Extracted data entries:
--- BEGIN ---

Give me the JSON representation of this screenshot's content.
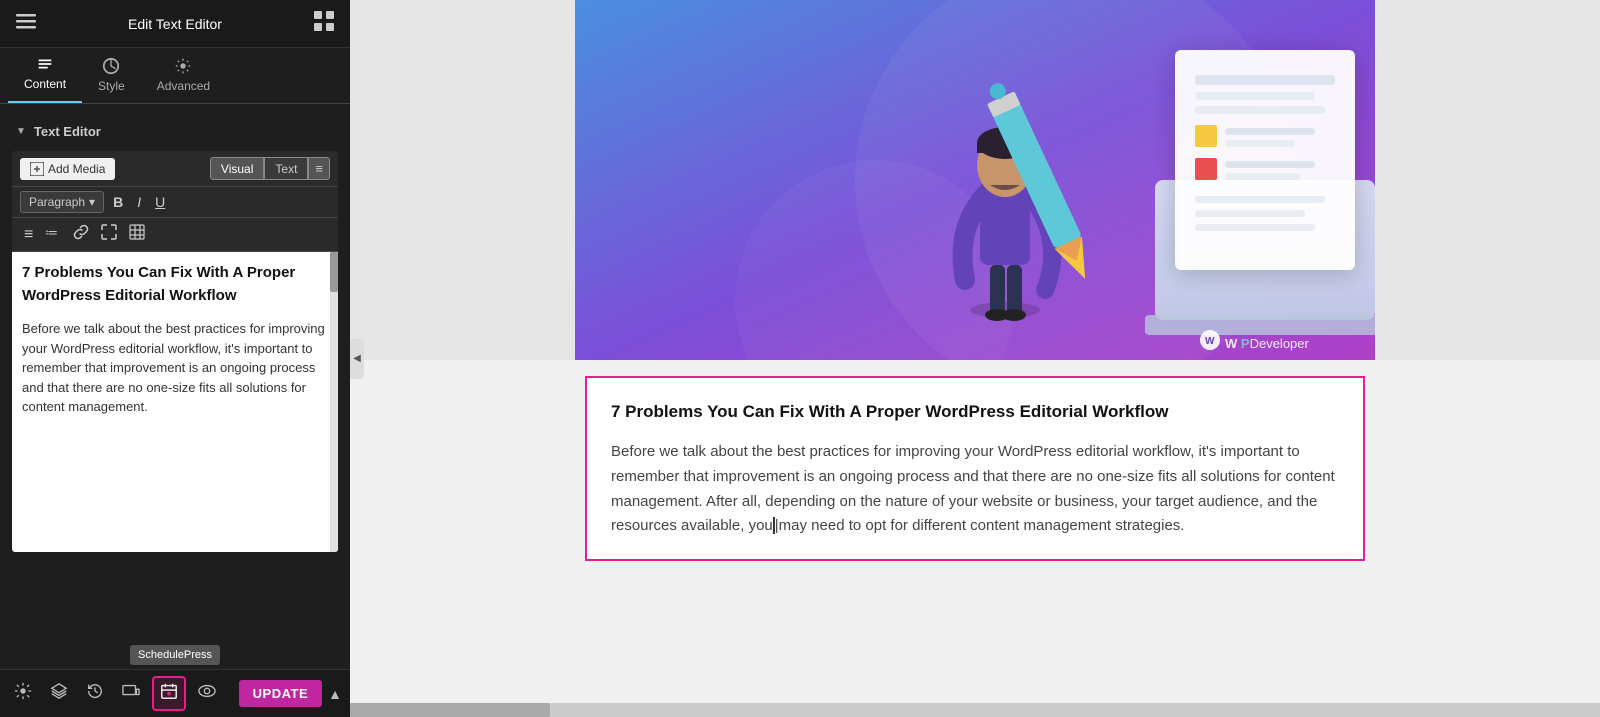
{
  "topbar": {
    "title": "Edit Text Editor",
    "hamburger": "☰",
    "grid": "⊞"
  },
  "tabs": [
    {
      "id": "content",
      "label": "Content",
      "active": true
    },
    {
      "id": "style",
      "label": "Style",
      "active": false
    },
    {
      "id": "advanced",
      "label": "Advanced",
      "active": false
    }
  ],
  "section": {
    "title": "Text Editor",
    "arrow": "▼"
  },
  "editor": {
    "add_media_label": "Add Media",
    "visual_tab": "Visual",
    "text_tab": "Text",
    "format_dropdown": "Paragraph",
    "bold_btn": "B",
    "italic_btn": "I",
    "underline_btn": "U"
  },
  "text_content": {
    "heading": "7 Problems You Can Fix With A Proper WordPress Editorial Workflow",
    "body": "Before we talk about the best practices for improving your WordPress editorial workflow, it's important to remember that improvement is an ongoing process and that there are no one-size fits all solutions for content management."
  },
  "bottom_toolbar": {
    "update_label": "UPDATE",
    "schedulepress_tooltip": "SchedulePress"
  },
  "main_content": {
    "article_heading": "7 Problems You Can Fix With A Proper WordPress Editorial Workflow",
    "article_body1": "Before we talk about the best practices for improving your WordPress editorial workflow, it's important to remember that improvement is an ongoing process and that there are no one-size fits all solutions for content management. After all, depending on the nature of your website or business, your target audience, and the resources available, you may need to opt for different content management strategies.",
    "wpdeveloper": "WPDeveloper"
  }
}
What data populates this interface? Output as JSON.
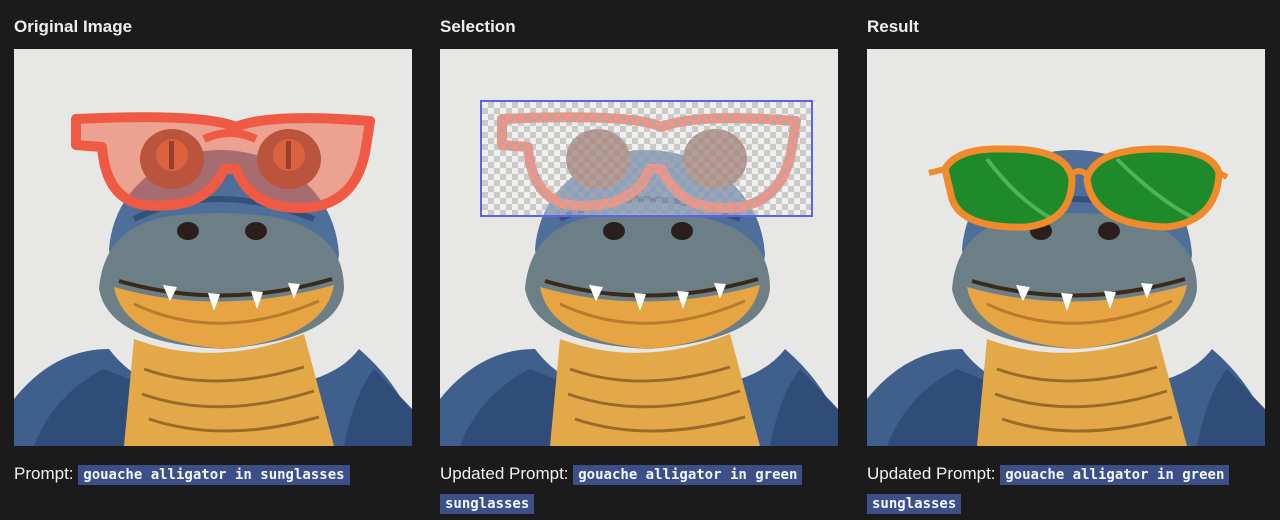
{
  "panels": [
    {
      "title": "Original Image",
      "prompt_label": "Prompt:",
      "prompt_text": "gouache alligator in sunglasses",
      "glasses_color": "#ee5a43"
    },
    {
      "title": "Selection",
      "prompt_label": "Updated Prompt:",
      "prompt_text": "gouache alligator in green sunglasses",
      "selection_color": "#5b63e8"
    },
    {
      "title": "Result",
      "prompt_label": "Updated Prompt:",
      "prompt_text": "gouache alligator in green sunglasses",
      "glasses_color": "#f08a2a",
      "lens_color": "#1f8a2a"
    }
  ],
  "colors": {
    "background": "#1b1b1b",
    "prompt_highlight": "#3c4f86",
    "image_bg": "#e6e6e4"
  }
}
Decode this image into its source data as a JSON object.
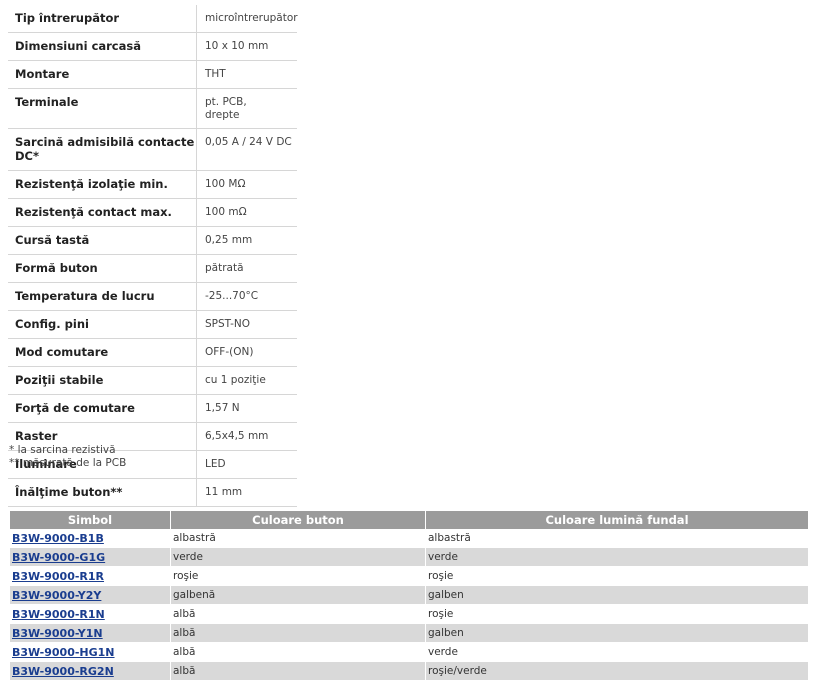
{
  "params": [
    {
      "name": "Tip întrerupător",
      "value": "microîntrerupător"
    },
    {
      "name": "Dimensiuni carcasă",
      "value": "10 x 10 mm"
    },
    {
      "name": "Montare",
      "value": "THT"
    },
    {
      "name": "Terminale",
      "value": "pt. PCB,\ndrepte"
    },
    {
      "name": "Sarcină admisibilă contacte DC*",
      "value": "0,05 A / 24 V DC"
    },
    {
      "name": "Rezistenţă izolaţie min.",
      "value": "100 MΩ"
    },
    {
      "name": "Rezistenţă contact max.",
      "value": "100 mΩ"
    },
    {
      "name": "Cursă tastă",
      "value": "0,25 mm"
    },
    {
      "name": "Formă buton",
      "value": "pătrată"
    },
    {
      "name": "Temperatura de lucru",
      "value": "-25...70°C"
    },
    {
      "name": "Config. pini",
      "value": "SPST-NO"
    },
    {
      "name": "Mod comutare",
      "value": "OFF-(ON)"
    },
    {
      "name": "Poziţii stabile",
      "value": "cu 1 poziţie"
    },
    {
      "name": "Forţă de comutare",
      "value": "1,57 N"
    },
    {
      "name": "Raster",
      "value": "6,5x4,5 mm"
    },
    {
      "name": "Iluminare",
      "value": "LED"
    },
    {
      "name": "Înălţime buton**",
      "value": "11 mm"
    }
  ],
  "notes": [
    "* la sarcina rezistivă",
    "** măsurată de la PCB"
  ],
  "variants": {
    "headers": [
      "Simbol",
      "Culoare buton",
      "Culoare lumină fundal"
    ],
    "rows": [
      {
        "symbol": "B3W-9000-B1B",
        "button": "albastră",
        "light": "albastră"
      },
      {
        "symbol": "B3W-9000-G1G",
        "button": "verde",
        "light": "verde"
      },
      {
        "symbol": "B3W-9000-R1R",
        "button": "roşie",
        "light": "roşie"
      },
      {
        "symbol": "B3W-9000-Y2Y",
        "button": "galbenă",
        "light": "galben"
      },
      {
        "symbol": "B3W-9000-R1N",
        "button": "albă",
        "light": "roşie"
      },
      {
        "symbol": "B3W-9000-Y1N",
        "button": "albă",
        "light": "galben"
      },
      {
        "symbol": "B3W-9000-HG1N",
        "button": "albă",
        "light": "verde"
      },
      {
        "symbol": "B3W-9000-RG2N",
        "button": "albă",
        "light": "roşie/verde"
      }
    ]
  }
}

--- END ---

A faithful copy of the records above is needed, with the pictures left out.

SOLUTION TO THIS TASK:
Give me the JSON representation of this screenshot's content.
{
  "topbar": {
    "title": "Edit Text Editor",
    "hamburger": "☰",
    "grid": "⊞"
  },
  "tabs": [
    {
      "id": "content",
      "label": "Content",
      "active": true
    },
    {
      "id": "style",
      "label": "Style",
      "active": false
    },
    {
      "id": "advanced",
      "label": "Advanced",
      "active": false
    }
  ],
  "section": {
    "title": "Text Editor",
    "arrow": "▼"
  },
  "editor": {
    "add_media_label": "Add Media",
    "visual_tab": "Visual",
    "text_tab": "Text",
    "format_dropdown": "Paragraph",
    "bold_btn": "B",
    "italic_btn": "I",
    "underline_btn": "U"
  },
  "text_content": {
    "heading": "7 Problems You Can Fix With A Proper WordPress Editorial Workflow",
    "body": "Before we talk about the best practices for improving your WordPress editorial workflow, it's important to remember that improvement is an ongoing process and that there are no one-size fits all solutions for content management."
  },
  "bottom_toolbar": {
    "update_label": "UPDATE",
    "schedulepress_tooltip": "SchedulePress"
  },
  "main_content": {
    "article_heading": "7 Problems You Can Fix With A Proper WordPress Editorial Workflow",
    "article_body1": "Before we talk about the best practices for improving your WordPress editorial workflow, it's important to remember that improvement is an ongoing process and that there are no one-size fits all solutions for content management. After all, depending on the nature of your website or business, your target audience, and the resources available, you may need to opt for different content management strategies.",
    "wpdeveloper": "WPDeveloper"
  }
}
What data populates this interface? Output as JSON.
{
  "panels": [
    {
      "title": "Original Image",
      "prompt_label": "Prompt:",
      "prompt_text": "gouache alligator in sunglasses",
      "glasses_color": "#ee5a43"
    },
    {
      "title": "Selection",
      "prompt_label": "Updated Prompt:",
      "prompt_text": "gouache alligator in green sunglasses",
      "selection_color": "#5b63e8"
    },
    {
      "title": "Result",
      "prompt_label": "Updated Prompt:",
      "prompt_text": "gouache alligator in green sunglasses",
      "glasses_color": "#f08a2a",
      "lens_color": "#1f8a2a"
    }
  ],
  "colors": {
    "background": "#1b1b1b",
    "prompt_highlight": "#3c4f86",
    "image_bg": "#e6e6e4"
  }
}
Decode this image into its source data as a JSON object.
{
  "params": [
    {
      "name": "Tip întrerupător",
      "value": "microîntrerupător"
    },
    {
      "name": "Dimensiuni carcasă",
      "value": "10 x 10 mm"
    },
    {
      "name": "Montare",
      "value": "THT"
    },
    {
      "name": "Terminale",
      "value": "pt. PCB,\ndrepte"
    },
    {
      "name": "Sarcină admisibilă contacte DC*",
      "value": "0,05 A / 24 V DC"
    },
    {
      "name": "Rezistenţă izolaţie min.",
      "value": "100 MΩ"
    },
    {
      "name": "Rezistenţă contact max.",
      "value": "100 mΩ"
    },
    {
      "name": "Cursă tastă",
      "value": "0,25 mm"
    },
    {
      "name": "Formă buton",
      "value": "pătrată"
    },
    {
      "name": "Temperatura de lucru",
      "value": "-25...70°C"
    },
    {
      "name": "Config. pini",
      "value": "SPST-NO"
    },
    {
      "name": "Mod comutare",
      "value": "OFF-(ON)"
    },
    {
      "name": "Poziţii stabile",
      "value": "cu 1 poziţie"
    },
    {
      "name": "Forţă de comutare",
      "value": "1,57 N"
    },
    {
      "name": "Raster",
      "value": "6,5x4,5 mm"
    },
    {
      "name": "Iluminare",
      "value": "LED"
    },
    {
      "name": "Înălţime buton**",
      "value": "11 mm"
    }
  ],
  "notes": [
    "* la sarcina rezistivă",
    "** măsurată de la PCB"
  ],
  "variants": {
    "headers": [
      "Simbol",
      "Culoare buton",
      "Culoare lumină fundal"
    ],
    "rows": [
      {
        "symbol": "B3W-9000-B1B",
        "button": "albastră",
        "light": "albastră"
      },
      {
        "symbol": "B3W-9000-G1G",
        "button": "verde",
        "light": "verde"
      },
      {
        "symbol": "B3W-9000-R1R",
        "button": "roşie",
        "light": "roşie"
      },
      {
        "symbol": "B3W-9000-Y2Y",
        "button": "galbenă",
        "light": "galben"
      },
      {
        "symbol": "B3W-9000-R1N",
        "button": "albă",
        "light": "roşie"
      },
      {
        "symbol": "B3W-9000-Y1N",
        "button": "albă",
        "light": "galben"
      },
      {
        "symbol": "B3W-9000-HG1N",
        "button": "albă",
        "light": "verde"
      },
      {
        "symbol": "B3W-9000-RG2N",
        "button": "albă",
        "light": "roşie/verde"
      }
    ]
  }
}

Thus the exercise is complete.